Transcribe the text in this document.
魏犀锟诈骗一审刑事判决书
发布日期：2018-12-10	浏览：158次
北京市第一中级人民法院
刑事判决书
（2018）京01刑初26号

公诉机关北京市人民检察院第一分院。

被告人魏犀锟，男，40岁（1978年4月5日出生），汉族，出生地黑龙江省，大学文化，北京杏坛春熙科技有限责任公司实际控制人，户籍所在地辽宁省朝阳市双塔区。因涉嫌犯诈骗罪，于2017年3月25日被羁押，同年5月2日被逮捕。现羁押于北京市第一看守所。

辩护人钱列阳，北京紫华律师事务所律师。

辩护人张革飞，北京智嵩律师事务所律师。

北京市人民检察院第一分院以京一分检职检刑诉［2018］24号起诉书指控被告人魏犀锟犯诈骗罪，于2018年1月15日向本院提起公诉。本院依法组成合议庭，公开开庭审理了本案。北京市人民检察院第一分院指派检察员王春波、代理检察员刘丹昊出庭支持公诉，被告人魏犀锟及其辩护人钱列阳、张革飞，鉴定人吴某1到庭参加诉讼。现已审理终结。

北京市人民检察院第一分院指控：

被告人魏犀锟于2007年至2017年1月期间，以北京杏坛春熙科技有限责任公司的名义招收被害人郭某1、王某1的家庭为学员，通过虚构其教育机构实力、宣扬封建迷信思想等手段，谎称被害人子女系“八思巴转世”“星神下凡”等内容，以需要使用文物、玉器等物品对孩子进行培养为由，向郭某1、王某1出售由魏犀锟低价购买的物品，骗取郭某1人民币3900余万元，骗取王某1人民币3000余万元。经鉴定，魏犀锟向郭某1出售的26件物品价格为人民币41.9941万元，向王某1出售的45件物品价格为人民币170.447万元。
---+---
What is required → Repeat back the data above, exact to the last character.

Result →
Transcribe the text in this document.
魏犀锟诈骗一审刑事判决书
发布日期：2018-12-10	浏览：158次
北京市第一中级人民法院
刑事判决书
（2018）京01刑初26号

公诉机关北京市人民检察院第一分院。

被告人魏犀锟，男，40岁（1978年4月5日出生），汉族，出生地黑龙江省，大学文化，北京杏坛春熙科技有限责任公司实际控制人，户籍所在地辽宁省朝阳市双塔区。因涉嫌犯诈骗罪，于2017年3月25日被羁押，同年5月2日被逮捕。现羁押于北京市第一看守所。

辩护人钱列阳，北京紫华律师事务所律师。

辩护人张革飞，北京智嵩律师事务所律师。

北京市人民检察院第一分院以京一分检职检刑诉［2018］24号起诉书指控被告人魏犀锟犯诈骗罪，于2018年1月15日向本院提起公诉。本院依法组成合议庭，公开开庭审理了本案。北京市人民检察院第一分院指派检察员王春波、代理检察员刘丹昊出庭支持公诉，被告人魏犀锟及其辩护人钱列阳、张革飞，鉴定人吴某1到庭参加诉讼。现已审理终结。

北京市人民检察院第一分院指控：

被告人魏犀锟于2007年至2017年1月期间，以北京杏坛春熙科技有限责任公司的名义招收被害人郭某1、王某1的家庭为学员，通过虚构其教育机构实力、宣扬封建迷信思想等手段，谎称被害人子女系“八思巴转世”“星神下凡”等内容，以需要使用文物、玉器等物品对孩子进行培养为由，向郭某1、王某1出售由魏犀锟低价购买的物品，骗取郭某1人民币3900余万元，骗取王某1人民币3000余万元。经鉴定，魏犀锟向郭某1出售的26件物品价格为人民币41.9941万元，向王某1出售的45件物品价格为人民币170.447万元。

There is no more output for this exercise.